Records from a data collection
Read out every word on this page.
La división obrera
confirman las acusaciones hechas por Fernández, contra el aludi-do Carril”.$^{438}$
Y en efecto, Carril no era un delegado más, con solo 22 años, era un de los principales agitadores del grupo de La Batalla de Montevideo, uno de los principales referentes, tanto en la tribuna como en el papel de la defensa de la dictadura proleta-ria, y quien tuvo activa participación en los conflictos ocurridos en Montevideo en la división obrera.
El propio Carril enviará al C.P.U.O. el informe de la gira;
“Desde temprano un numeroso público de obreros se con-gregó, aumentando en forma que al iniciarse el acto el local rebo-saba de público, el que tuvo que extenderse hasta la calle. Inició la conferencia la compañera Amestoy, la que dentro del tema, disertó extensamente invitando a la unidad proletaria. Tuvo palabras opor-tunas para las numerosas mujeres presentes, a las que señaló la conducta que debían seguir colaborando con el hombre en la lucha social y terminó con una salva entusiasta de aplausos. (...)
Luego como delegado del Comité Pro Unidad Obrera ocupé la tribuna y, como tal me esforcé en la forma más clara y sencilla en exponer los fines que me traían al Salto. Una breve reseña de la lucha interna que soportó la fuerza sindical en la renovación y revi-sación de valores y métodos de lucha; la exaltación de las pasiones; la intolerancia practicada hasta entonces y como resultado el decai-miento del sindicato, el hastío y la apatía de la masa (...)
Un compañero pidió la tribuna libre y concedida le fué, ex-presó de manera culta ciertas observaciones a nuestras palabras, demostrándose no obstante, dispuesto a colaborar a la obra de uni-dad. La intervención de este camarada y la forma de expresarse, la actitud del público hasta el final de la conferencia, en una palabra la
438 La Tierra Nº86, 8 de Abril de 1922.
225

— WORK REQUIRED —
Extract the listing in its entirety, matching it exactly.

— EXERCISE ANSWER —
Read out every word on this page.
La división obrera
confirman las acusaciones hechas por Fernández, contra el aludi-do Carril”.$^{438}$
Y en efecto, Carril no era un delegado más, con solo 22 años, era un de los principales agitadores del grupo de La Batalla de Montevideo, uno de los principales referentes, tanto en la tribuna como en el papel de la defensa de la dictadura proleta-ria, y quien tuvo activa participación en los conflictos ocurridos en Montevideo en la división obrera.
El propio Carril enviará al C.P.U.O. el informe de la gira;
“Desde temprano un numeroso público de obreros se con-gregó, aumentando en forma que al iniciarse el acto el local rebo-saba de público, el que tuvo que extenderse hasta la calle. Inició la conferencia la compañera Amestoy, la que dentro del tema, disertó extensamente invitando a la unidad proletaria. Tuvo palabras opor-tunas para las numerosas mujeres presentes, a las que señaló la conducta que debían seguir colaborando con el hombre en la lucha social y terminó con una salva entusiasta de aplausos. (...)
Luego como delegado del Comité Pro Unidad Obrera ocupé la tribuna y, como tal me esforcé en la forma más clara y sencilla en exponer los fines que me traían al Salto. Una breve reseña de la lucha interna que soportó la fuerza sindical en la renovación y revi-sación de valores y métodos de lucha; la exaltación de las pasiones; la intolerancia practicada hasta entonces y como resultado el decai-miento del sindicato, el hastío y la apatía de la masa (...)
Un compañero pidió la tribuna libre y concedida le fué, ex-presó de manera culta ciertas observaciones a nuestras palabras, demostrándose no obstante, dispuesto a colaborar a la obra de uni-dad. La intervención de este camarada y la forma de expresarse, la actitud del público hasta el final de la conferencia, en una palabra la
438 La Tierra Nº86, 8 de Abril de 1922.
225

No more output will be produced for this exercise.